Search the material for "JSON" and show all lines that contain it.

▶ **Material**:
==*==
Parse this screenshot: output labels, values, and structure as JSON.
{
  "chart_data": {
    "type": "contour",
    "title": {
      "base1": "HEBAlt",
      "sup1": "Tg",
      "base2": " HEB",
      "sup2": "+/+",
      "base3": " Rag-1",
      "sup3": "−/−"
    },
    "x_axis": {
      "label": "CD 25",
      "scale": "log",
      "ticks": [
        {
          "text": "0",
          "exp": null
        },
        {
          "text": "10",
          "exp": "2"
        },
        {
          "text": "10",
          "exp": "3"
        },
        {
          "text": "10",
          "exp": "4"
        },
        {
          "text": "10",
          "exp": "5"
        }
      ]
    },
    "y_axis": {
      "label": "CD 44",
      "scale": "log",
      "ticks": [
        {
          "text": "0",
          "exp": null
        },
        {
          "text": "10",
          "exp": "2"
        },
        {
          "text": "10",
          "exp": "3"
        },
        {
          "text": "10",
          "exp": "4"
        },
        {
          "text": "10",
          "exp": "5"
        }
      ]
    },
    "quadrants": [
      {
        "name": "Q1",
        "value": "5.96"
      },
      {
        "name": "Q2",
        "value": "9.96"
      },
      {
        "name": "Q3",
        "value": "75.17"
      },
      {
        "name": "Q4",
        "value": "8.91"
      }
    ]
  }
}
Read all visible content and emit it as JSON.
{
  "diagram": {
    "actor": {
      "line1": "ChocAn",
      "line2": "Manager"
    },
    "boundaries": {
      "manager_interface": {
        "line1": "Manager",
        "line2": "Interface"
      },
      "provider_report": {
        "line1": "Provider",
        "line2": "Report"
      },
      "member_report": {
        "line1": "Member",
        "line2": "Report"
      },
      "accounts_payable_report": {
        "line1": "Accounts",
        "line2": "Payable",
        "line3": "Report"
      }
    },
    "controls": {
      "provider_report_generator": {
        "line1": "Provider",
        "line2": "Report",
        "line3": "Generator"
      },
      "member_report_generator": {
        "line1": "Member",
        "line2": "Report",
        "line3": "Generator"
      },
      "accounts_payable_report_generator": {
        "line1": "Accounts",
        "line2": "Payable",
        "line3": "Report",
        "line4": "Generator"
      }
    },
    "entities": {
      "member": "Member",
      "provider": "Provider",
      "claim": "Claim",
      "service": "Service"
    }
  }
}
==*==
▶ **Result below**:
Parse this screenshot: output labels, values, and structure as JSON.
Read all visible content and emit it as JSON.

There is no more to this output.